++++ Selected excerpt ++++
To deploy an EC2 instance profile using Terraform, you can reference a Terraform module stored in a CodeCommit repository separate from your environment configuration. This approach promotes code reuse and simplifies infrastructure management. Then during instance creation, we can reference this module output to attach the instance profile to the instance we create in the Dev account using the Dev profile (or users can use it from the UI when launching instances etc). Of course, the shared module could be more complex and take in different variables for policies to attach and loop etc, but that is beyond the scope of the point for this article.

To create a CodeCommit repository, simply navigate to the CodeCommit service and create the repository. Note, you may choose to keep code in a separate account from where your other AWS resources live (compute, EC2, VPC etc). It is important to remember that it isn’t where your code lives that matters, but rather the configuration of the profile related to your .aws/config that drives where resources are created.

Referencing a Remote CodeCommit Terraform Module

1. Create Your Terraform Configuration:

When creating resources using a common Terraform module stored in another repository, update the module call in the file you are working on for the relevant AWS account environment as configured in your aws profile (e.g., main.tf).  To reference the remote CodeCommit module for deploying an EC2 instance profile, specify the module’s source attribute with the CodeCommit repository in the source line (all one line) in the format below, and then provide any required variables for the module:

Here is an example of a call from my ‘Dev’ CodeCommit repository making use of the sharedmodules repository’s module ‘IAM_SSM_instance_profile’.  Common tags passes relevant environment specific names and tags into the shared module.

module "IAM_SSM_instance_profile" {
source = "git::codecommit::us-east-1://shared-
services@sharedmodules//modules/IAM_SSM_instance_profile"
common_tags = var.common_tags
}

An important note here is the AWS profile credentials in relation to where the repo exists.  Here it is ‘shared-services’ and is noted after the // in the source line.  It may be the case (and is generally best practice) that you may have your AWS CodeCommit code in an account not related to your workload account resources.   For this example, the code is in another account (shared-services).  While I am creating resources in the ‘Dev’ account profile, the code lives in the shared-services account for both the environment and shared modules, and therefore the profile is noted in the source path.  

Another note is that for this example, this ‘shared-services’ account is in the same organization, and is using the same SSO login URL and authentication, but it is defined as another profile within the .aws/config file.  One aws login CLI command is all that is needed to authenticate as long as a profile is configured for both profiles and using the same SSO configuration.  This can be configured using the aws configure sso as seen above, or again manually configured/verified in your .aws/config file:

[profile shared-services]

sso_start_url = https://<sso url>/start

sso_region = us-east-1

sso_account_id = <account number>

sso_role_name = AWSAdministratorAccess

region = us-east-1

2. Initialize and Apply Terraform:

•     Initialize Terraform: Run terraform init to initialize the working directory, allowing Terraform to download the necessary plugins and modules.  This will install from the remote repository using the shared-services profile.
++++ Material shown ++++
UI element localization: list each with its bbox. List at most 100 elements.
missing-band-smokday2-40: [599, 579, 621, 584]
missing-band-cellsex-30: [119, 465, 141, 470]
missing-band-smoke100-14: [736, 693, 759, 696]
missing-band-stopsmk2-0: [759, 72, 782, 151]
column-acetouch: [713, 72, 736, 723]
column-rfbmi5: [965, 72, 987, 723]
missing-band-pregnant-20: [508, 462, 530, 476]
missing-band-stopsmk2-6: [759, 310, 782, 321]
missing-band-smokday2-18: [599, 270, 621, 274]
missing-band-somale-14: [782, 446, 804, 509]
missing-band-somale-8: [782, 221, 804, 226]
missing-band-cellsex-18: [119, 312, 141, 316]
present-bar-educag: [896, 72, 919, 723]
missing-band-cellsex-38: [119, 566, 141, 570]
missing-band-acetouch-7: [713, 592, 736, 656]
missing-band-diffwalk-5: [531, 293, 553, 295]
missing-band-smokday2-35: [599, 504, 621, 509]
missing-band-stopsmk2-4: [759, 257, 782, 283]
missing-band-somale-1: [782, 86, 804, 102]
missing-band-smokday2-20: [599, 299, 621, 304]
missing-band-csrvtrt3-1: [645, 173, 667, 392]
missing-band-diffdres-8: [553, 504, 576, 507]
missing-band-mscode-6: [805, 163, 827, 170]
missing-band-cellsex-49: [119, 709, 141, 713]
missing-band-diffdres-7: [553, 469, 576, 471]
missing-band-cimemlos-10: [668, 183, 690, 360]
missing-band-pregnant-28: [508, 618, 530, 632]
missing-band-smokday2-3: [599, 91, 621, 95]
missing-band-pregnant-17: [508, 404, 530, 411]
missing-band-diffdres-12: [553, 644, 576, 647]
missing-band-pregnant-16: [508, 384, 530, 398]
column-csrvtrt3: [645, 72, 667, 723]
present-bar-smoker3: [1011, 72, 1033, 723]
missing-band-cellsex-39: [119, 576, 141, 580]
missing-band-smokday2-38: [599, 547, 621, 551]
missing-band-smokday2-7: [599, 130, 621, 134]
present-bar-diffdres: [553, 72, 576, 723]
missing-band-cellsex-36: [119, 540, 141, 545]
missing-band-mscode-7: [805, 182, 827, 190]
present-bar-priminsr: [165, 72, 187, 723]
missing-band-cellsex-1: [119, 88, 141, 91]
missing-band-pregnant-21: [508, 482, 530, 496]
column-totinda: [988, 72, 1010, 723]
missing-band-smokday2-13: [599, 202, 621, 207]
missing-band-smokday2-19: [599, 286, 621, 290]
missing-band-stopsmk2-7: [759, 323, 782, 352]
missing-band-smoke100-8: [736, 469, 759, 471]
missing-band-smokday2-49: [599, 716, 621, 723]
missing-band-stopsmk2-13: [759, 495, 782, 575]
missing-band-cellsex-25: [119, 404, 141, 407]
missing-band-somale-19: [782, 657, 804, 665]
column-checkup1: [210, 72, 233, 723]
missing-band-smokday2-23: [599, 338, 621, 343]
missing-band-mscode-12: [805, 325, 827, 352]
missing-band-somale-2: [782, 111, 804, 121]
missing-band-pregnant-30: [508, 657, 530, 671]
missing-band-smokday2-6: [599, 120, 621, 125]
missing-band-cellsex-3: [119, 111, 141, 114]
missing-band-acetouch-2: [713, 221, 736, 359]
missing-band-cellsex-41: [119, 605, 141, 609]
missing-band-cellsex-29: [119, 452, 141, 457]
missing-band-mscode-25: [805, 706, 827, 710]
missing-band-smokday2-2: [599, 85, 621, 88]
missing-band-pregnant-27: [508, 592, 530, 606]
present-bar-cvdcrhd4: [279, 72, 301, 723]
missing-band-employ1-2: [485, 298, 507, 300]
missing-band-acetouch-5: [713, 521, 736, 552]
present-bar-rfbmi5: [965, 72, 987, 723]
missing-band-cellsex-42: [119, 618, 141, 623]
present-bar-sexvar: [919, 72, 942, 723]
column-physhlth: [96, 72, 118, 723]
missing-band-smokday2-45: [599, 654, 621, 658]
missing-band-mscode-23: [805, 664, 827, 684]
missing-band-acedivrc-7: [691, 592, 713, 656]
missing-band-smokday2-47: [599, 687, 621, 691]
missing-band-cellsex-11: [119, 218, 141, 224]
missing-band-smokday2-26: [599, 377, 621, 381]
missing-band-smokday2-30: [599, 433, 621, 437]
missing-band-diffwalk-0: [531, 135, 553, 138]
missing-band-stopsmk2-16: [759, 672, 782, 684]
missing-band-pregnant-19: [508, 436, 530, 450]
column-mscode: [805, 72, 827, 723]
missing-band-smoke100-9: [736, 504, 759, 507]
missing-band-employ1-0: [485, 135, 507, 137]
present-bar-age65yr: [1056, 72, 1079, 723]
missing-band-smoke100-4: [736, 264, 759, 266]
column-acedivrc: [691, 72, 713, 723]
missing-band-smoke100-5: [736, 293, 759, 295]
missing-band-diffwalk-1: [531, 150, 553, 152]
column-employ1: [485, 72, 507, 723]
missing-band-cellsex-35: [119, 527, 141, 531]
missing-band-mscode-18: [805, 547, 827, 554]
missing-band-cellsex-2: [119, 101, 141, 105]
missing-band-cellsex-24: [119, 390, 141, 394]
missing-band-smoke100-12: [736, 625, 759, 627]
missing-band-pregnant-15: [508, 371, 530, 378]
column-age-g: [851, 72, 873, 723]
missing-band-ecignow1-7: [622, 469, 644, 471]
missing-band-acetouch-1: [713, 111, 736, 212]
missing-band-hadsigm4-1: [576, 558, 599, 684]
++++
## Requirement
Answer these questions from the Terraform CodeCommit module text:
(a) According to the text, what decides where resources are created, if not where the code lives?
(b) What sso_role_name is set for the shared-services profile?
(c) What command does the text say to run to initialize the working directory?

## Task result
(a) The configuration of the profile related to your .aws/config.
(b) AWSAdministratorAccess
(c) terraform init